• WRITTEN REQUEST: Copy out every line of the records where the string "深圳市必有德计算机软件技术有限公司" occurs.

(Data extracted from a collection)

--- Begin ---

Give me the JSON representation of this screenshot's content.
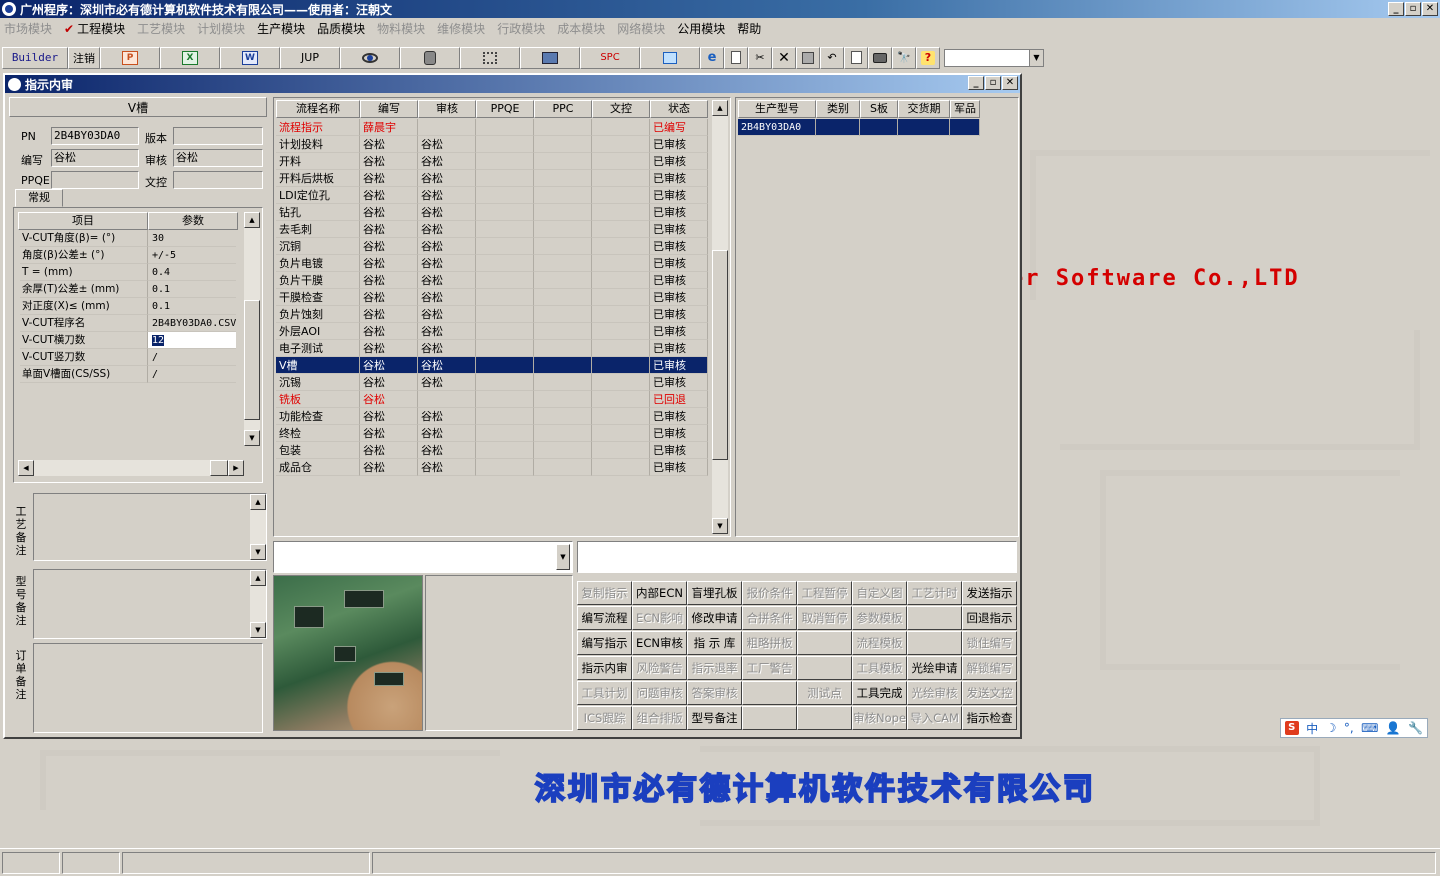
{
  "app": {
    "title": "广州程序：深圳市必有德计算机软件技术有限公司——使用者：汪朝文",
    "window_buttons": [
      "_",
      "▫",
      "✕"
    ]
  },
  "menu": [
    {
      "label": "市场模块",
      "enabled": false
    },
    {
      "label": "工程模块",
      "enabled": true,
      "checked": true
    },
    {
      "label": "工艺模块",
      "enabled": false
    },
    {
      "label": "计划模块",
      "enabled": false
    },
    {
      "label": "生产模块",
      "enabled": true
    },
    {
      "label": "品质模块",
      "enabled": true
    },
    {
      "label": "物料模块",
      "enabled": false
    },
    {
      "label": "维修模块",
      "enabled": false
    },
    {
      "label": "行政模块",
      "enabled": false
    },
    {
      "label": "成本模块",
      "enabled": false
    },
    {
      "label": "网络模块",
      "enabled": false
    },
    {
      "label": "公用模块",
      "enabled": true
    },
    {
      "label": "帮助",
      "enabled": true
    }
  ],
  "toolbar": {
    "builder": "Builder",
    "logout": "注销",
    "ppt_icon": "P",
    "xls_icon": "X",
    "doc_icon": "W",
    "jup": "JUP",
    "spc": "SPC",
    "help_icon": "?",
    "binoculars_icon": "🔭",
    "icons": [
      "eye-icon",
      "database-icon",
      "network-icon",
      "computer-icon",
      "chart-icon",
      "ie-icon",
      "new-file-icon",
      "cut-icon",
      "delete-icon",
      "save-icon",
      "undo-icon",
      "preview-icon",
      "print-icon"
    ]
  },
  "background": {
    "english_text": "er Software Co.,LTD",
    "chinese_text": "深圳市必有德计算机软件技术有限公司"
  },
  "ime": {
    "logo": "S",
    "mode": "中",
    "moon": "☽",
    "punct": "°,",
    "keyboard": "⌨",
    "user": "👤",
    "tool": "🔧"
  },
  "child": {
    "title": "指示内审",
    "buttons": [
      "_",
      "▫",
      "✕"
    ]
  },
  "left": {
    "section_title": "V槽",
    "fields": {
      "pn_label": "PN",
      "pn_value": "2B4BY03DA0",
      "version_label": "版本",
      "version_value": "",
      "author_label": "编写",
      "author_value": "谷松",
      "review_label": "审核",
      "review_value": "谷松",
      "ppqe_label": "PPQE",
      "ppqe_value": "",
      "control_label": "文控",
      "control_value": ""
    },
    "tab": "常规",
    "param_headers": [
      "项目",
      "参数"
    ],
    "params": [
      {
        "name": "V-CUT角度(β)=  (°)",
        "value": "30"
      },
      {
        "name": "角度(β)公差±  (°)",
        "value": "+/-5"
      },
      {
        "name": "T =  (mm)",
        "value": "0.4"
      },
      {
        "name": "余厚(T)公差±  (mm)",
        "value": "0.1"
      },
      {
        "name": "对正度(X)≤  (mm)",
        "value": "0.1"
      },
      {
        "name": "V-CUT程序名",
        "value": "2B4BY03DA0.CSV"
      },
      {
        "name": "V-CUT横刀数",
        "value": "12",
        "editing": true
      },
      {
        "name": "V-CUT竖刀数",
        "value": "/"
      },
      {
        "name": "单面V槽面(CS/SS)",
        "value": "/"
      }
    ],
    "notes": [
      {
        "label": "工艺备注"
      },
      {
        "label": "型号备注"
      },
      {
        "label": "订单备注"
      }
    ]
  },
  "process": {
    "headers": [
      "流程名称",
      "编写",
      "审核",
      "PPQE",
      "PPC",
      "文控",
      "状态"
    ],
    "rows": [
      {
        "name": "流程指示",
        "author": "薛晨宇",
        "review": "",
        "status": "已编写",
        "style": "red"
      },
      {
        "name": "计划投料",
        "author": "谷松",
        "review": "谷松",
        "status": "已审核"
      },
      {
        "name": "开料",
        "author": "谷松",
        "review": "谷松",
        "status": "已审核"
      },
      {
        "name": "开料后烘板",
        "author": "谷松",
        "review": "谷松",
        "status": "已审核"
      },
      {
        "name": "LDI定位孔",
        "author": "谷松",
        "review": "谷松",
        "status": "已审核"
      },
      {
        "name": "钻孔",
        "author": "谷松",
        "review": "谷松",
        "status": "已审核"
      },
      {
        "name": "去毛刺",
        "author": "谷松",
        "review": "谷松",
        "status": "已审核"
      },
      {
        "name": "沉铜",
        "author": "谷松",
        "review": "谷松",
        "status": "已审核"
      },
      {
        "name": "负片电镀",
        "author": "谷松",
        "review": "谷松",
        "status": "已审核"
      },
      {
        "name": "负片干膜",
        "author": "谷松",
        "review": "谷松",
        "status": "已审核"
      },
      {
        "name": "干膜检查",
        "author": "谷松",
        "review": "谷松",
        "status": "已审核"
      },
      {
        "name": "负片蚀刻",
        "author": "谷松",
        "review": "谷松",
        "status": "已审核"
      },
      {
        "name": "外层AOI",
        "author": "谷松",
        "review": "谷松",
        "status": "已审核"
      },
      {
        "name": "电子测试",
        "author": "谷松",
        "review": "谷松",
        "status": "已审核"
      },
      {
        "name": "V槽",
        "author": "谷松",
        "review": "谷松",
        "status": "已审核",
        "style": "sel"
      },
      {
        "name": "沉锡",
        "author": "谷松",
        "review": "谷松",
        "status": "已审核"
      },
      {
        "name": "铣板",
        "author": "谷松",
        "review": "",
        "status": "已回退",
        "style": "red"
      },
      {
        "name": "功能检查",
        "author": "谷松",
        "review": "谷松",
        "status": "已审核"
      },
      {
        "name": "终检",
        "author": "谷松",
        "review": "谷松",
        "status": "已审核"
      },
      {
        "name": "包装",
        "author": "谷松",
        "review": "谷松",
        "status": "已审核"
      },
      {
        "name": "成品仓",
        "author": "谷松",
        "review": "谷松",
        "status": "已审核"
      }
    ]
  },
  "product": {
    "headers": [
      "生产型号",
      "类别",
      "S板",
      "交货期",
      "军品"
    ],
    "rows": [
      {
        "model": "2B4BY03DA0",
        "category": "",
        "s_board": "",
        "delivery": "",
        "military": ""
      }
    ]
  },
  "action_buttons": [
    [
      {
        "label": "复制指示",
        "enabled": false
      },
      {
        "label": "内部ECN",
        "enabled": true
      },
      {
        "label": "盲埋孔板",
        "enabled": true
      },
      {
        "label": "报价条件",
        "enabled": false
      },
      {
        "label": "工程暂停",
        "enabled": false
      },
      {
        "label": "自定义图",
        "enabled": false
      },
      {
        "label": "工艺计时",
        "enabled": false
      },
      {
        "label": "发送指示",
        "enabled": true
      }
    ],
    [
      {
        "label": "编写流程",
        "enabled": true
      },
      {
        "label": "ECN影响",
        "enabled": false
      },
      {
        "label": "修改申请",
        "enabled": true
      },
      {
        "label": "合拼条件",
        "enabled": false
      },
      {
        "label": "取消暂停",
        "enabled": false
      },
      {
        "label": "参数模板",
        "enabled": false
      },
      {
        "label": "",
        "enabled": false
      },
      {
        "label": "回退指示",
        "enabled": true
      }
    ],
    [
      {
        "label": "编写指示",
        "enabled": true
      },
      {
        "label": "ECN审核",
        "enabled": true
      },
      {
        "label": "指 示 库",
        "enabled": true
      },
      {
        "label": "粗略拼板",
        "enabled": false
      },
      {
        "label": "",
        "enabled": false
      },
      {
        "label": "流程模板",
        "enabled": false
      },
      {
        "label": "",
        "enabled": false
      },
      {
        "label": "锁住编写",
        "enabled": false
      }
    ],
    [
      {
        "label": "指示内审",
        "enabled": true
      },
      {
        "label": "风险警告",
        "enabled": false
      },
      {
        "label": "指示退率",
        "enabled": false
      },
      {
        "label": "工厂警告",
        "enabled": false
      },
      {
        "label": "",
        "enabled": false
      },
      {
        "label": "工具模板",
        "enabled": false
      },
      {
        "label": "光绘申请",
        "enabled": true
      },
      {
        "label": "解锁编写",
        "enabled": false
      }
    ],
    [
      {
        "label": "工具计划",
        "enabled": false
      },
      {
        "label": "问题审核",
        "enabled": false
      },
      {
        "label": "答案审核",
        "enabled": false
      },
      {
        "label": "",
        "enabled": false
      },
      {
        "label": "测试点",
        "enabled": false
      },
      {
        "label": "工具完成",
        "enabled": true
      },
      {
        "label": "光绘审核",
        "enabled": false
      },
      {
        "label": "发送文控",
        "enabled": false
      }
    ],
    [
      {
        "label": "ICS跟踪",
        "enabled": false
      },
      {
        "label": "组合排版",
        "enabled": false
      },
      {
        "label": "型号备注",
        "enabled": true
      },
      {
        "label": "",
        "enabled": false
      },
      {
        "label": "",
        "enabled": false
      },
      {
        "label": "审核Nope",
        "enabled": false
      },
      {
        "label": "导入CAM",
        "enabled": false
      },
      {
        "label": "指示检查",
        "enabled": true
      }
    ]
  ]
}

--- End ---

• EXERCISE RESPONSE:
    "title": "广州程序：深圳市必有德计算机软件技术有限公司——使用者：汪朝文",
    "chinese_text": "深圳市必有德计算机软件技术有限公司"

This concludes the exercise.